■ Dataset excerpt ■

:::

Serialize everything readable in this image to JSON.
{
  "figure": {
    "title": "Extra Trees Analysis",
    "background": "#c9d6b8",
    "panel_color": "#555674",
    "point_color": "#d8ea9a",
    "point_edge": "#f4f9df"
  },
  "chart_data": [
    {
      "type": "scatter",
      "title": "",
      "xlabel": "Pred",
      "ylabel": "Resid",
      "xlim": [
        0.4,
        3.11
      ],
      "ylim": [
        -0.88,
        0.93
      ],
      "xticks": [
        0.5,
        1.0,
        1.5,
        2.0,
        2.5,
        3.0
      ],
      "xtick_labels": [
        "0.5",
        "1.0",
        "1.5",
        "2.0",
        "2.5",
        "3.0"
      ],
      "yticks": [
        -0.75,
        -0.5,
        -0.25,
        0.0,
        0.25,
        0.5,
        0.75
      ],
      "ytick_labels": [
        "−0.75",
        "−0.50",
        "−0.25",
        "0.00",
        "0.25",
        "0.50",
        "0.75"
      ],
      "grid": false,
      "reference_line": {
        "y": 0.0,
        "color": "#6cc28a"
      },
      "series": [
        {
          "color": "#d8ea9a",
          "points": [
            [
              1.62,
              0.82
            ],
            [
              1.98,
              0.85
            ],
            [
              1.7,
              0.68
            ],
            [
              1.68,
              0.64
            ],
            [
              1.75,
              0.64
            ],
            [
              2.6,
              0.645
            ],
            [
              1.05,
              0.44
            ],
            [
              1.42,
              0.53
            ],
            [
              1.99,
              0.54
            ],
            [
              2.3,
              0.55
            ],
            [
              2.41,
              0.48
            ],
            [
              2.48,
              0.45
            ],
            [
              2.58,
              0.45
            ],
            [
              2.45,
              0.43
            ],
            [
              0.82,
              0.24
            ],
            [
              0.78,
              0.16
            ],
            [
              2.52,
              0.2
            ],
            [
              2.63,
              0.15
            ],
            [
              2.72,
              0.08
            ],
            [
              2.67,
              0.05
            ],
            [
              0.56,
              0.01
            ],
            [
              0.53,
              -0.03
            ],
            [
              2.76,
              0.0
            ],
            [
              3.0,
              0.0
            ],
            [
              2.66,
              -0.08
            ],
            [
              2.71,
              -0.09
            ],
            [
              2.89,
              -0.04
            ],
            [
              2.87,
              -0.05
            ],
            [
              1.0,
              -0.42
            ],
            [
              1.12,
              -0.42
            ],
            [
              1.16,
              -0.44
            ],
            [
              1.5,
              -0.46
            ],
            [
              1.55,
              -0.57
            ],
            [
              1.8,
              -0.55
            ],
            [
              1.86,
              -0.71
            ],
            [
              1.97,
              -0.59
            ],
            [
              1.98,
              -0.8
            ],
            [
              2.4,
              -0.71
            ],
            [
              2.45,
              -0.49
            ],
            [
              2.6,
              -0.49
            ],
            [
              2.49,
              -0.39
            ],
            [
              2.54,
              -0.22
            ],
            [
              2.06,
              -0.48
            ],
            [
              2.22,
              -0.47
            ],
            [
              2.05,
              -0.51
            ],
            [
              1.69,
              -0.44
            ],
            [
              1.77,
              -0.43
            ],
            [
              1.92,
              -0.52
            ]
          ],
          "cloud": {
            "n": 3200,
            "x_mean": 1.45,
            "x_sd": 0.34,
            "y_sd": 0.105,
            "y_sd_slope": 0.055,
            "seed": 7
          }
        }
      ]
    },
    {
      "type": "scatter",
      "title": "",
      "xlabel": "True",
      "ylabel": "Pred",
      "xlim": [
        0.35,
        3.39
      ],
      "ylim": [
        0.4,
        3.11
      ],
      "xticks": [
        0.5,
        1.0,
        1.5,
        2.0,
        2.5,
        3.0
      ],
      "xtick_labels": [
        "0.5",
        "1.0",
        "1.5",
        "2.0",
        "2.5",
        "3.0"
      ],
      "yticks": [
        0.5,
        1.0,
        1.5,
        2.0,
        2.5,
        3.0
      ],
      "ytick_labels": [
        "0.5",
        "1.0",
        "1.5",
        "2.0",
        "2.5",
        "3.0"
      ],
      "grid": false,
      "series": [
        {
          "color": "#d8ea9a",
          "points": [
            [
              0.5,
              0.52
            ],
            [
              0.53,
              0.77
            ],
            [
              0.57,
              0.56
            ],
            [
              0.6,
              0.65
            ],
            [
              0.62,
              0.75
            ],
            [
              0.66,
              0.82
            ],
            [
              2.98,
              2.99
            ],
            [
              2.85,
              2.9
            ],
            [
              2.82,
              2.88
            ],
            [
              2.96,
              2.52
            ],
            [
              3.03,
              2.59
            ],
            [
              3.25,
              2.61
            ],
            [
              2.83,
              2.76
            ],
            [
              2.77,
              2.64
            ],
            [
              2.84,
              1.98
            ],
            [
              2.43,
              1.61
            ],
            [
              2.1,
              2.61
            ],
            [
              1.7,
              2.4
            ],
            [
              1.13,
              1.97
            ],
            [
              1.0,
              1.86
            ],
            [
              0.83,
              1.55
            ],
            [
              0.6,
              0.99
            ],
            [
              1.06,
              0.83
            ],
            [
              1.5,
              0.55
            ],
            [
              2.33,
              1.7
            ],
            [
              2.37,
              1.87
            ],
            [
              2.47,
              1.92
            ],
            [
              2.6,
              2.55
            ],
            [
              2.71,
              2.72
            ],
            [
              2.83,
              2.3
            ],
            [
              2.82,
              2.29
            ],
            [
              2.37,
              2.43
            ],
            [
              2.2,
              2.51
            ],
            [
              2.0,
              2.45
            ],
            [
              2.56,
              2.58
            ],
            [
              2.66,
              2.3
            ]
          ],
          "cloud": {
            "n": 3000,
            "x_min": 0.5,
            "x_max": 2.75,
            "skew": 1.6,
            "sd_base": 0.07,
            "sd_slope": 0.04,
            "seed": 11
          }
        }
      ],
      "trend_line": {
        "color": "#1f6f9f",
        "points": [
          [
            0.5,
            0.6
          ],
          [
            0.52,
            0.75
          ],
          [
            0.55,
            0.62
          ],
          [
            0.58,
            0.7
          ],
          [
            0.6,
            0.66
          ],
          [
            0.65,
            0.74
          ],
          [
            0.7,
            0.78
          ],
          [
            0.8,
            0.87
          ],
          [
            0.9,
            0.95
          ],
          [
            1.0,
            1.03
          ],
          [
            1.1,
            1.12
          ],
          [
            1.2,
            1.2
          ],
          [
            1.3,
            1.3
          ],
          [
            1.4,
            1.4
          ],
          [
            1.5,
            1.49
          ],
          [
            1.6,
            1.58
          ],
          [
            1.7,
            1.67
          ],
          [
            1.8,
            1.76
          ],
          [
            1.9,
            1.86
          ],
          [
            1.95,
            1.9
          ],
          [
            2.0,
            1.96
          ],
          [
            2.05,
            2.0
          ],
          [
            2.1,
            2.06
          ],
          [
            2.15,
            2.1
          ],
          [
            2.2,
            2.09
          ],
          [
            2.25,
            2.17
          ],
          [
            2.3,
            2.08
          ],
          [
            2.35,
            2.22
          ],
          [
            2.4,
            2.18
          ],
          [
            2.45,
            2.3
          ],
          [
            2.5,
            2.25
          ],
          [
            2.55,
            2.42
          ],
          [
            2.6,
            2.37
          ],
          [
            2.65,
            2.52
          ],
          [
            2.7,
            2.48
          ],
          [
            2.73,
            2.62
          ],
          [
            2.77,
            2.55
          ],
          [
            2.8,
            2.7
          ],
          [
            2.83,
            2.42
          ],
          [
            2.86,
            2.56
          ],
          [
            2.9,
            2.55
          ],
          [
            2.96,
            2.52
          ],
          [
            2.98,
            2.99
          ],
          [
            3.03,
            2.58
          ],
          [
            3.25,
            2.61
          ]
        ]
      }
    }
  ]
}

:::

Extract each entry in full and write it down exactly.

Serialize everything readable in this image to JSON.
{
  "figure": {
    "title": "Extra Trees Analysis",
    "background": "#c9d6b8",
    "panel_color": "#555674",
    "point_color": "#d8ea9a",
    "point_edge": "#f4f9df"
  },
  "chart_data": [
    {
      "type": "scatter",
      "title": "",
      "xlabel": "Pred",
      "ylabel": "Resid",
      "xlim": [
        0.4,
        3.11
      ],
      "ylim": [
        -0.88,
        0.93
      ],
      "xticks": [
        0.5,
        1.0,
        1.5,
        2.0,
        2.5,
        3.0
      ],
      "xtick_labels": [
        "0.5",
        "1.0",
        "1.5",
        "2.0",
        "2.5",
        "3.0"
      ],
      "yticks": [
        -0.75,
        -0.5,
        -0.25,
        0.0,
        0.25,
        0.5,
        0.75
      ],
      "ytick_labels": [
        "−0.75",
        "−0.50",
        "−0.25",
        "0.00",
        "0.25",
        "0.50",
        "0.75"
      ],
      "grid": false,
      "reference_line": {
        "y": 0.0,
        "color": "#6cc28a"
      },
      "series": [
        {
          "color": "#d8ea9a",
          "points": [
            [
              1.62,
              0.82
            ],
            [
              1.98,
              0.85
            ],
            [
              1.7,
              0.68
            ],
            [
              1.68,
              0.64
            ],
            [
              1.75,
              0.64
            ],
            [
              2.6,
              0.645
            ],
            [
              1.05,
              0.44
            ],
            [
              1.42,
              0.53
            ],
            [
              1.99,
              0.54
            ],
            [
              2.3,
              0.55
            ],
            [
              2.41,
              0.48
            ],
            [
              2.48,
              0.45
            ],
            [
              2.58,
              0.45
            ],
            [
              2.45,
              0.43
            ],
            [
              0.82,
              0.24
            ],
            [
              0.78,
              0.16
            ],
            [
              2.52,
              0.2
            ],
            [
              2.63,
              0.15
            ],
            [
              2.72,
              0.08
            ],
            [
              2.67,
              0.05
            ],
            [
              0.56,
              0.01
            ],
            [
              0.53,
              -0.03
            ],
            [
              2.76,
              0.0
            ],
            [
              3.0,
              0.0
            ],
            [
              2.66,
              -0.08
            ],
            [
              2.71,
              -0.09
            ],
            [
              2.89,
              -0.04
            ],
            [
              2.87,
              -0.05
            ],
            [
              1.0,
              -0.42
            ],
            [
              1.12,
              -0.42
            ],
            [
              1.16,
              -0.44
            ],
            [
              1.5,
              -0.46
            ],
            [
              1.55,
              -0.57
            ],
            [
              1.8,
              -0.55
            ],
            [
              1.86,
              -0.71
            ],
            [
              1.97,
              -0.59
            ],
            [
              1.98,
              -0.8
            ],
            [
              2.4,
              -0.71
            ],
            [
              2.45,
              -0.49
            ],
            [
              2.6,
              -0.49
            ],
            [
              2.49,
              -0.39
            ],
            [
              2.54,
              -0.22
            ],
            [
              2.06,
              -0.48
            ],
            [
              2.22,
              -0.47
            ],
            [
              2.05,
              -0.51
            ],
            [
              1.69,
              -0.44
            ],
            [
              1.77,
              -0.43
            ],
            [
              1.92,
              -0.52
            ]
          ],
          "cloud": {
            "n": 3200,
            "x_mean": 1.45,
            "x_sd": 0.34,
            "y_sd": 0.105,
            "y_sd_slope": 0.055,
            "seed": 7
          }
        }
      ]
    },
    {
      "type": "scatter",
      "title": "",
      "xlabel": "True",
      "ylabel": "Pred",
      "xlim": [
        0.35,
        3.39
      ],
      "ylim": [
        0.4,
        3.11
      ],
      "xticks": [
        0.5,
        1.0,
        1.5,
        2.0,
        2.5,
        3.0
      ],
      "xtick_labels": [
        "0.5",
        "1.0",
        "1.5",
        "2.0",
        "2.5",
        "3.0"
      ],
      "yticks": [
        0.5,
        1.0,
        1.5,
        2.0,
        2.5,
        3.0
      ],
      "ytick_labels": [
        "0.5",
        "1.0",
        "1.5",
        "2.0",
        "2.5",
        "3.0"
      ],
      "grid": false,
      "series": [
        {
          "color": "#d8ea9a",
          "points": [
            [
              0.5,
              0.52
            ],
            [
              0.53,
              0.77
            ],
            [
              0.57,
              0.56
            ],
            [
              0.6,
              0.65
            ],
            [
              0.62,
              0.75
            ],
            [
              0.66,
              0.82
            ],
            [
              2.98,
              2.99
            ],
            [
              2.85,
              2.9
            ],
            [
              2.82,
              2.88
            ],
            [
              2.96,
              2.52
            ],
            [
              3.03,
              2.59
            ],
            [
              3.25,
              2.61
            ],
            [
              2.83,
              2.76
            ],
            [
              2.77,
              2.64
            ],
            [
              2.84,
              1.98
            ],
            [
              2.43,
              1.61
            ],
            [
              2.1,
              2.61
            ],
            [
              1.7,
              2.4
            ],
            [
              1.13,
              1.97
            ],
            [
              1.0,
              1.86
            ],
            [
              0.83,
              1.55
            ],
            [
              0.6,
              0.99
            ],
            [
              1.06,
              0.83
            ],
            [
              1.5,
              0.55
            ],
            [
              2.33,
              1.7
            ],
            [
              2.37,
              1.87
            ],
            [
              2.47,
              1.92
            ],
            [
              2.6,
              2.55
            ],
            [
              2.71,
              2.72
            ],
            [
              2.83,
              2.3
            ],
            [
              2.82,
              2.29
            ],
            [
              2.37,
              2.43
            ],
            [
              2.2,
              2.51
            ],
            [
              2.0,
              2.45
            ],
            [
              2.56,
              2.58
            ],
            [
              2.66,
              2.3
            ]
          ],
          "cloud": {
            "n": 3000,
            "x_min": 0.5,
            "x_max": 2.75,
            "skew": 1.6,
            "sd_base": 0.07,
            "sd_slope": 0.04,
            "seed": 11
          }
        }
      ],
      "trend_line": {
        "color": "#1f6f9f",
        "points": [
          [
            0.5,
            0.6
          ],
          [
            0.52,
            0.75
          ],
          [
            0.55,
            0.62
          ],
          [
            0.58,
            0.7
          ],
          [
            0.6,
            0.66
          ],
          [
            0.65,
            0.74
          ],
          [
            0.7,
            0.78
          ],
          [
            0.8,
            0.87
          ],
          [
            0.9,
            0.95
          ],
          [
            1.0,
            1.03
          ],
          [
            1.1,
            1.12
          ],
          [
            1.2,
            1.2
          ],
          [
            1.3,
            1.3
          ],
          [
            1.4,
            1.4
          ],
          [
            1.5,
            1.49
          ],
          [
            1.6,
            1.58
          ],
          [
            1.7,
            1.67
          ],
          [
            1.8,
            1.76
          ],
          [
            1.9,
            1.86
          ],
          [
            1.95,
            1.9
          ],
          [
            2.0,
            1.96
          ],
          [
            2.05,
            2.0
          ],
          [
            2.1,
            2.06
          ],
          [
            2.15,
            2.1
          ],
          [
            2.2,
            2.09
          ],
          [
            2.25,
            2.17
          ],
          [
            2.3,
            2.08
          ],
          [
            2.35,
            2.22
          ],
          [
            2.4,
            2.18
          ],
          [
            2.45,
            2.3
          ],
          [
            2.5,
            2.25
          ],
          [
            2.55,
            2.42
          ],
          [
            2.6,
            2.37
          ],
          [
            2.65,
            2.52
          ],
          [
            2.7,
            2.48
          ],
          [
            2.73,
            2.62
          ],
          [
            2.77,
            2.55
          ],
          [
            2.8,
            2.7
          ],
          [
            2.83,
            2.42
          ],
          [
            2.86,
            2.56
          ],
          [
            2.9,
            2.55
          ],
          [
            2.96,
            2.52
          ],
          [
            2.98,
            2.99
          ],
          [
            3.03,
            2.58
          ],
          [
            3.25,
            2.61
          ]
        ]
      }
    }
  ]
}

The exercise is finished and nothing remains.